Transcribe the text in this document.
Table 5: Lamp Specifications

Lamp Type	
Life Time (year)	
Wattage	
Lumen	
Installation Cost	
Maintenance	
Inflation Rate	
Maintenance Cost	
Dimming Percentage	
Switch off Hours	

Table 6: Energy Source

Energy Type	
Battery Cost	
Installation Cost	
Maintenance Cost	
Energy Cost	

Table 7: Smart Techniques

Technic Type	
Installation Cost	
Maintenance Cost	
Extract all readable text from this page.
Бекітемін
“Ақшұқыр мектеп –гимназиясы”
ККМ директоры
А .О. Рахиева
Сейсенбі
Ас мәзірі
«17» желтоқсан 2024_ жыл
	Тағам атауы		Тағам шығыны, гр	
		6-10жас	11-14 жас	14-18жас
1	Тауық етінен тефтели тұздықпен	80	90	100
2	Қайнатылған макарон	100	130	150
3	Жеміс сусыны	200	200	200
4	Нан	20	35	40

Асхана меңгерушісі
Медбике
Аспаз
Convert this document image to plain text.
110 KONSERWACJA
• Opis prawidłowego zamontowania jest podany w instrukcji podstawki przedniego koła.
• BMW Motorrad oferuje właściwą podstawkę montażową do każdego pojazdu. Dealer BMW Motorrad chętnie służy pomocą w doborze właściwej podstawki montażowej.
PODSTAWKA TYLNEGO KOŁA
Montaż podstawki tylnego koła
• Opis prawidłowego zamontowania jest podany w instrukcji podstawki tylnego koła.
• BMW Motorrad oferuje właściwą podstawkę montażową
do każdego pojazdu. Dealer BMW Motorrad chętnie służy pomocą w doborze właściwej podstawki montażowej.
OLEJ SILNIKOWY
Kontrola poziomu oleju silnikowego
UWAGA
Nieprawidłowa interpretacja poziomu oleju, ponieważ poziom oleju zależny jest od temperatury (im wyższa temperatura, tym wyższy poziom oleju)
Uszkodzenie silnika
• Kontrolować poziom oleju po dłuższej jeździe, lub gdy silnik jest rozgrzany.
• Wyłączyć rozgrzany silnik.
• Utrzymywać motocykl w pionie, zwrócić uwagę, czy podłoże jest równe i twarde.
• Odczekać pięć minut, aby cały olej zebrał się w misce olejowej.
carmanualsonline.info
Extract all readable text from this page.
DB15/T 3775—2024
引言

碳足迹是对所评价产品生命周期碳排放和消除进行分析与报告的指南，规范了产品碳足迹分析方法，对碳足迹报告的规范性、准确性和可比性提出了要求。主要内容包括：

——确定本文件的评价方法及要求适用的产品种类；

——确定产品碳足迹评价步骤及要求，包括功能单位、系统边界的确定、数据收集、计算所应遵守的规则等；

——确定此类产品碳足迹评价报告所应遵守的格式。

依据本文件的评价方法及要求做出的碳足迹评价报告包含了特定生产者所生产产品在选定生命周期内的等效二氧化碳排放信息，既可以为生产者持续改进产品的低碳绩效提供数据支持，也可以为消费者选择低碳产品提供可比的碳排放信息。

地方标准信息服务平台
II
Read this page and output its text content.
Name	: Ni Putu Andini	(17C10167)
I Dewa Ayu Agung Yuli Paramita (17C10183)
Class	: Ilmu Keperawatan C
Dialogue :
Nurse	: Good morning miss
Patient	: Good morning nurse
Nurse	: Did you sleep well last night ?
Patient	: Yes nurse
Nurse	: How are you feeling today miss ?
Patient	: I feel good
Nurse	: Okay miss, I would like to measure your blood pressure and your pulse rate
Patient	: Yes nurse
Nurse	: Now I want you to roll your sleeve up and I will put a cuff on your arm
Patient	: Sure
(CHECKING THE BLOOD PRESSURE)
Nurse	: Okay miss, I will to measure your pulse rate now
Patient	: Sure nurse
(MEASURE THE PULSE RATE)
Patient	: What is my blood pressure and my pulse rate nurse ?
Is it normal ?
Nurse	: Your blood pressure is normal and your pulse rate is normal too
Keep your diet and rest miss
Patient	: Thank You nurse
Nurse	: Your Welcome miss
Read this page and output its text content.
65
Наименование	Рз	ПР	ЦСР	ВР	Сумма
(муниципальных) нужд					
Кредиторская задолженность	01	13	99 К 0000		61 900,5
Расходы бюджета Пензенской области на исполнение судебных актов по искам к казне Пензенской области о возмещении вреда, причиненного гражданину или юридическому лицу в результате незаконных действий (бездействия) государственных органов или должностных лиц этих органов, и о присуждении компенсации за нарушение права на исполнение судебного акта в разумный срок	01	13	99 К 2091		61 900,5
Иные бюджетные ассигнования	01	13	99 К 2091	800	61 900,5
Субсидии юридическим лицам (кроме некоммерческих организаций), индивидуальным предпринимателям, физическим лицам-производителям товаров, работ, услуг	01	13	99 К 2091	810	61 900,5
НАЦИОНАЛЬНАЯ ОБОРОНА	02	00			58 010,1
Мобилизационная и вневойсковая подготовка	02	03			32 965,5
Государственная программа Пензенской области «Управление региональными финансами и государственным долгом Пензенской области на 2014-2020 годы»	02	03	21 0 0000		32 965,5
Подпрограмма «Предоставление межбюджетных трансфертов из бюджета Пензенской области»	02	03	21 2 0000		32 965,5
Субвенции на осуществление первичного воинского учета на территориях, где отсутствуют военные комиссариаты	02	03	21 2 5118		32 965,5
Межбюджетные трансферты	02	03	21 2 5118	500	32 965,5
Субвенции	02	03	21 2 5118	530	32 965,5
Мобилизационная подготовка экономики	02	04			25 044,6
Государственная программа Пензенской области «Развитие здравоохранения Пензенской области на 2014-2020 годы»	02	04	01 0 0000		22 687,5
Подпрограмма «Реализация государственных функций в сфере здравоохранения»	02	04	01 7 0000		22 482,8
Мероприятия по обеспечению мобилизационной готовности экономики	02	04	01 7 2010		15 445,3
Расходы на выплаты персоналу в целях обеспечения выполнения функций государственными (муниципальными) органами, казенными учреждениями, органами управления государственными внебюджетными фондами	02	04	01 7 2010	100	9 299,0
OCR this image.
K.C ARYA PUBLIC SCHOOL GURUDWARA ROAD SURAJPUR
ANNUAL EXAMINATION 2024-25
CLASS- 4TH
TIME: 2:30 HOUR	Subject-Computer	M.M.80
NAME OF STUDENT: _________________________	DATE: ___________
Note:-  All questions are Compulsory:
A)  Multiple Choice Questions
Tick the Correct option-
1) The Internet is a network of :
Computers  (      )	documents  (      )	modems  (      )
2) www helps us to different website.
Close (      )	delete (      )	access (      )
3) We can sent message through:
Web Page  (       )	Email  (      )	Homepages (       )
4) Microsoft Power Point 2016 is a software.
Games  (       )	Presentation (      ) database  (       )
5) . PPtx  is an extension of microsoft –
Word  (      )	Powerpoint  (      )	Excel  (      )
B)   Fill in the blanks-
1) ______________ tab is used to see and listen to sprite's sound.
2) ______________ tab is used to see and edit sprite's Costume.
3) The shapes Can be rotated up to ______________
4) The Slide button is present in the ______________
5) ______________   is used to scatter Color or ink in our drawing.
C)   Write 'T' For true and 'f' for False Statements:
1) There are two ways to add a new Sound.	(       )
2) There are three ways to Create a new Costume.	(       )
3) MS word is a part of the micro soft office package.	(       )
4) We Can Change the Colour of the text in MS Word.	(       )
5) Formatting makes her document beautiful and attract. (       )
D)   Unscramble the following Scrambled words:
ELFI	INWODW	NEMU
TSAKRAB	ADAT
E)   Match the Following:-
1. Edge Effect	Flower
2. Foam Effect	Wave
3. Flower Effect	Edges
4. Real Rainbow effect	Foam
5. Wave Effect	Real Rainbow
::::
* WORK INSTRUCTIONS:
Identify and copy all lines with the word "this".

* TASK RESULT:
Transcribe the text in this document.
Extract all readable text from this page.
Convert this document image to plain text.
Extract all readable text from this page.
Read this page and output its text content.
Read this page and output its text content.
OCR this image.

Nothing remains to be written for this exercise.